THE TASK
Locate each line of the material that contains "シャルケ", then return it.

STORED DATA
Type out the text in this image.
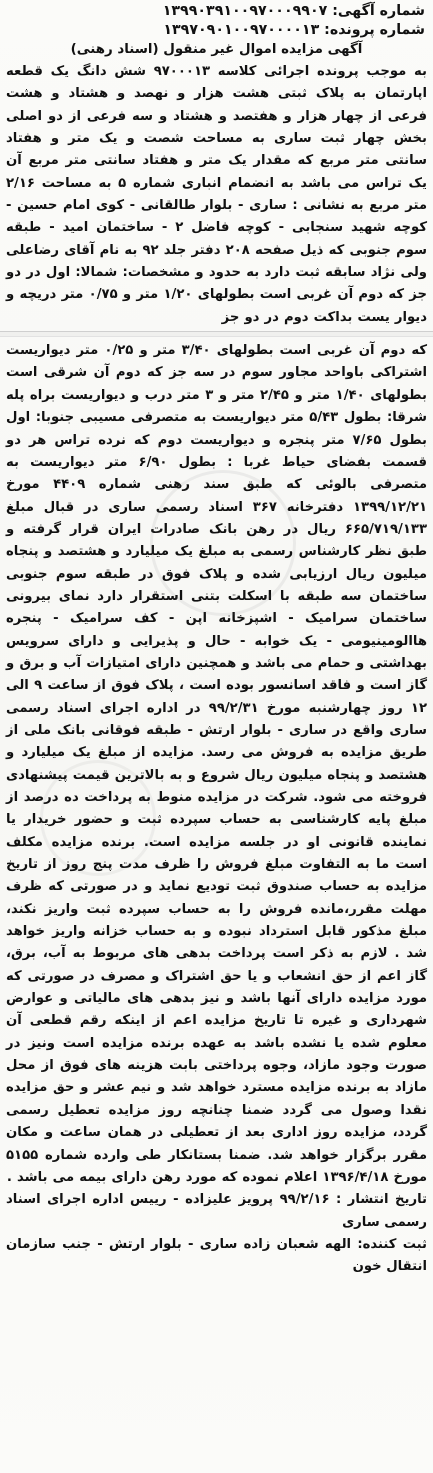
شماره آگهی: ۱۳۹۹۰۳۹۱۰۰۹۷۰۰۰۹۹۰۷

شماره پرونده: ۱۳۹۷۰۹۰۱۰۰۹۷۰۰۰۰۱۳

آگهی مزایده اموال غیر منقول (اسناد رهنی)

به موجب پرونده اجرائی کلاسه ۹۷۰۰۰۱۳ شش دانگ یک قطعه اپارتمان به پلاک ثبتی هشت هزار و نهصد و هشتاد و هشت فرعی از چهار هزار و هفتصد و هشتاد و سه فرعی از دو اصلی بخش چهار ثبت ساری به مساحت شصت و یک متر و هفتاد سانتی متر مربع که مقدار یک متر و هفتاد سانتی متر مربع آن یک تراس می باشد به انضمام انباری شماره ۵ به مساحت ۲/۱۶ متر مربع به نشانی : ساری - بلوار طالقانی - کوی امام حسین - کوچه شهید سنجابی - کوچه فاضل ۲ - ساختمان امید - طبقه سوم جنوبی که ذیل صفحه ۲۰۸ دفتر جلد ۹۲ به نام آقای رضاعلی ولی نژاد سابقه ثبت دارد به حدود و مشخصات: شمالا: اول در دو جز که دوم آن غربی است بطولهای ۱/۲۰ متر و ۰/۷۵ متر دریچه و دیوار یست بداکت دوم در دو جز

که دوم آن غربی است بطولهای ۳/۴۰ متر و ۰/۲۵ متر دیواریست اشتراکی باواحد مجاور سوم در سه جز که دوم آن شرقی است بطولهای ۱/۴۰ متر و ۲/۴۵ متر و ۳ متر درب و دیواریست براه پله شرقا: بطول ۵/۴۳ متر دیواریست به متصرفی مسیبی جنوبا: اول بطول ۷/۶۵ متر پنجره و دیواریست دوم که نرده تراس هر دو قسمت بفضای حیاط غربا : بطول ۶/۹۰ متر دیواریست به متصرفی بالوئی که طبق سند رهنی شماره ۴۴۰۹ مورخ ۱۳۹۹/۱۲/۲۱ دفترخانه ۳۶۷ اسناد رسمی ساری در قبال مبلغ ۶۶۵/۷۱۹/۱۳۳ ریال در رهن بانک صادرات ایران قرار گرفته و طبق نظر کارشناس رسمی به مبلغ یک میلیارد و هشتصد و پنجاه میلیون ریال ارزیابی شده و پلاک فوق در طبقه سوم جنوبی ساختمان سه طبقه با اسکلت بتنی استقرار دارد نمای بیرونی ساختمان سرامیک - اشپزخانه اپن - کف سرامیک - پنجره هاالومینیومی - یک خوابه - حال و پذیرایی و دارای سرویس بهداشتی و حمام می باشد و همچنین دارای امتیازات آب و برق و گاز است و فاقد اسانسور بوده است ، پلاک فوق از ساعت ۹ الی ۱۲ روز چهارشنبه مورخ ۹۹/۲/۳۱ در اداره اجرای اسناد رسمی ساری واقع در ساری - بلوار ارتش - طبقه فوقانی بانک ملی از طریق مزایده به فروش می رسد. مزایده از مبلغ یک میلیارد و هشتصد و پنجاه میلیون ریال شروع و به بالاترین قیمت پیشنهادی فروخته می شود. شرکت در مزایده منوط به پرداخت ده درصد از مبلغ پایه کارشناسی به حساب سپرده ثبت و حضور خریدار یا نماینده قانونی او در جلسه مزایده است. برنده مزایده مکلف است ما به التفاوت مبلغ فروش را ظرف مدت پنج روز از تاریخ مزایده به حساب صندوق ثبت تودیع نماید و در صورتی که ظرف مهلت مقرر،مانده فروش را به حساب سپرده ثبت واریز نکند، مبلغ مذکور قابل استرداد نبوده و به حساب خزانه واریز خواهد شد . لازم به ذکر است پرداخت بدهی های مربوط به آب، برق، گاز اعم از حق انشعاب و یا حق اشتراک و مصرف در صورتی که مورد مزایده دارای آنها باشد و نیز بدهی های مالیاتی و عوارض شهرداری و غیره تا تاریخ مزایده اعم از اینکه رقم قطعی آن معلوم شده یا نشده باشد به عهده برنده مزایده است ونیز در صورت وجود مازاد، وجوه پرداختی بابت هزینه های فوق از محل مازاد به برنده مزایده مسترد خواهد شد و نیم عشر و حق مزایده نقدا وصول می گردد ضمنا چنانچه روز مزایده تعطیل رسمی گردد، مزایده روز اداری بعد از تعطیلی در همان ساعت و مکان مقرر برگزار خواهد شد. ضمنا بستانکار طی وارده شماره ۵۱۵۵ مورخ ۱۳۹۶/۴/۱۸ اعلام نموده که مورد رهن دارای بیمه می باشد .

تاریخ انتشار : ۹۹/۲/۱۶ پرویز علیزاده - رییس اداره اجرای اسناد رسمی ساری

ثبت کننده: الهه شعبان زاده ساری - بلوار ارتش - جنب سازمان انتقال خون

--

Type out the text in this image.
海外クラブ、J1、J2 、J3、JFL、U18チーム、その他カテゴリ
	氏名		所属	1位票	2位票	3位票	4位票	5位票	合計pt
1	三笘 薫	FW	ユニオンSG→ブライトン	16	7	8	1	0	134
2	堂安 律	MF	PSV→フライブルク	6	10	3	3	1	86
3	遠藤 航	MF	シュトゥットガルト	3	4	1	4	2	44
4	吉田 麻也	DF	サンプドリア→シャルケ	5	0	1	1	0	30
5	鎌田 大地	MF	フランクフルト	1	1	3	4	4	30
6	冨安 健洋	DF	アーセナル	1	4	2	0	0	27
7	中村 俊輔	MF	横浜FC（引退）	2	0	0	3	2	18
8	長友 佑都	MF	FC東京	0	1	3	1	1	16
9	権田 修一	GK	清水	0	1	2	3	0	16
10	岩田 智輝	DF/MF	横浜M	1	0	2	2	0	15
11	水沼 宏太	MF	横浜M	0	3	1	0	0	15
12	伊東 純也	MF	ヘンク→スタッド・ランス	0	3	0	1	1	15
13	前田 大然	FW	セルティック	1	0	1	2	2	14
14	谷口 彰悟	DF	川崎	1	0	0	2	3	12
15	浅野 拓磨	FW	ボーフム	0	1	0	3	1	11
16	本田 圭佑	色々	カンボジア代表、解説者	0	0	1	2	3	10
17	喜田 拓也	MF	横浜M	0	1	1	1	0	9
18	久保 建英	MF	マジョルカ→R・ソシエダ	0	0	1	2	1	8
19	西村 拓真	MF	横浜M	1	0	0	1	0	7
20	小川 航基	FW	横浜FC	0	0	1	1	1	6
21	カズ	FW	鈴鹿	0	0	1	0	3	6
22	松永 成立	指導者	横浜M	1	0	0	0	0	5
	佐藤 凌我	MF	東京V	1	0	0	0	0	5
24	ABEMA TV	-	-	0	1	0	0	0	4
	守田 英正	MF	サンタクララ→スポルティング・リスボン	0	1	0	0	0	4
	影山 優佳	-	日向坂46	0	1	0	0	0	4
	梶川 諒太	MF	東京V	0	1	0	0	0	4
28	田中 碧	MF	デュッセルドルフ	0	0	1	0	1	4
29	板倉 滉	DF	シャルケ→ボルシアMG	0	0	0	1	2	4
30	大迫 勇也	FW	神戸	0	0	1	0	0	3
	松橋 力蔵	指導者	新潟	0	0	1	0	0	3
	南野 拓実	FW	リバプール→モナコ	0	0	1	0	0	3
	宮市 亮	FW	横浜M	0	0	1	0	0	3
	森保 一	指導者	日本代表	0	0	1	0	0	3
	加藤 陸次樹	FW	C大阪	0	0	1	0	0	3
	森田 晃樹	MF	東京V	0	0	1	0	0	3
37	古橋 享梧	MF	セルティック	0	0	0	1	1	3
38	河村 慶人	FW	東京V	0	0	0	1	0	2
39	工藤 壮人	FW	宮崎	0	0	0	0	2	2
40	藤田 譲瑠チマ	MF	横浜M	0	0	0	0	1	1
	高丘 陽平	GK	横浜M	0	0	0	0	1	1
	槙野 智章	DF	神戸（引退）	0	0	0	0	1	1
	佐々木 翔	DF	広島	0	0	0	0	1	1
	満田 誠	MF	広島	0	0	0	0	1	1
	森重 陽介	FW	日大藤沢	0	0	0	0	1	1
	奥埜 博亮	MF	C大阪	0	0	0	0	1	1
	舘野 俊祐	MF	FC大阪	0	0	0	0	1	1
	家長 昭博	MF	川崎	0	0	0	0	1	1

...

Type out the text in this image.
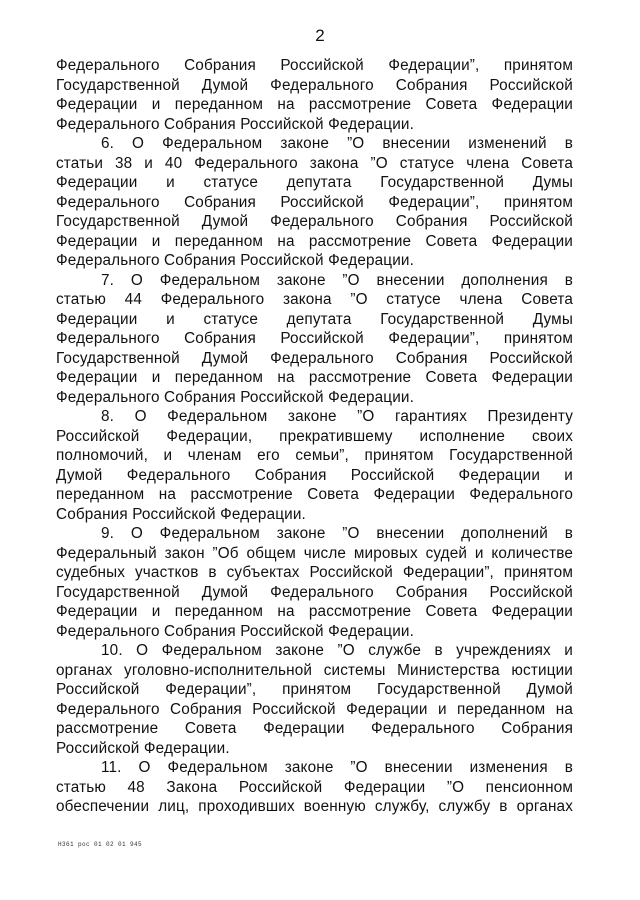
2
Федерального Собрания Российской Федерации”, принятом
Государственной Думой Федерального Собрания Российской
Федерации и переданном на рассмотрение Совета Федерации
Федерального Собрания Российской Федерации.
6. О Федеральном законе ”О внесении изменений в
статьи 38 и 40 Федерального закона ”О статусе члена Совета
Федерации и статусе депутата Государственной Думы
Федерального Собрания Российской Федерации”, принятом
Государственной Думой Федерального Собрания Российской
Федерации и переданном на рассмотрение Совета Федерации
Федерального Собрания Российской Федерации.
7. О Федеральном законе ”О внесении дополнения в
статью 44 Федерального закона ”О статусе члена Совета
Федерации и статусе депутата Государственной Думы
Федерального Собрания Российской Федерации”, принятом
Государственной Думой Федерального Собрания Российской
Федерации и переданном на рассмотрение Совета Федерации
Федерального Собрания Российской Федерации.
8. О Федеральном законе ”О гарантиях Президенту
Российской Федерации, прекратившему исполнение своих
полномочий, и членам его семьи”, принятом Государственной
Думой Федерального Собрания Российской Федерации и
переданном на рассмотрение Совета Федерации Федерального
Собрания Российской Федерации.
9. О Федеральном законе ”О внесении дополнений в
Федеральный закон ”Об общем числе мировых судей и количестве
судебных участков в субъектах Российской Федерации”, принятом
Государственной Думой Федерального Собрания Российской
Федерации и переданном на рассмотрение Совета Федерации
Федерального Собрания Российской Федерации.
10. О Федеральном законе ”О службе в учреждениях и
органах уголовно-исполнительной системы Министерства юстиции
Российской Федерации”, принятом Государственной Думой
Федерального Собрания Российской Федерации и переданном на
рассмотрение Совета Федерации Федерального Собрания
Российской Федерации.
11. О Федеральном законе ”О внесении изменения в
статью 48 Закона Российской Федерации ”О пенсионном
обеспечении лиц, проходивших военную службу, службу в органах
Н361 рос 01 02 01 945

WRITTEN ANSWER
4	吉田 麻也	DF	サンプドリア→シャルケ	5	0	1	1	0	30
29	板倉 滉	DF	シャルケ→ボルシアMG	0	0	0	1	2	4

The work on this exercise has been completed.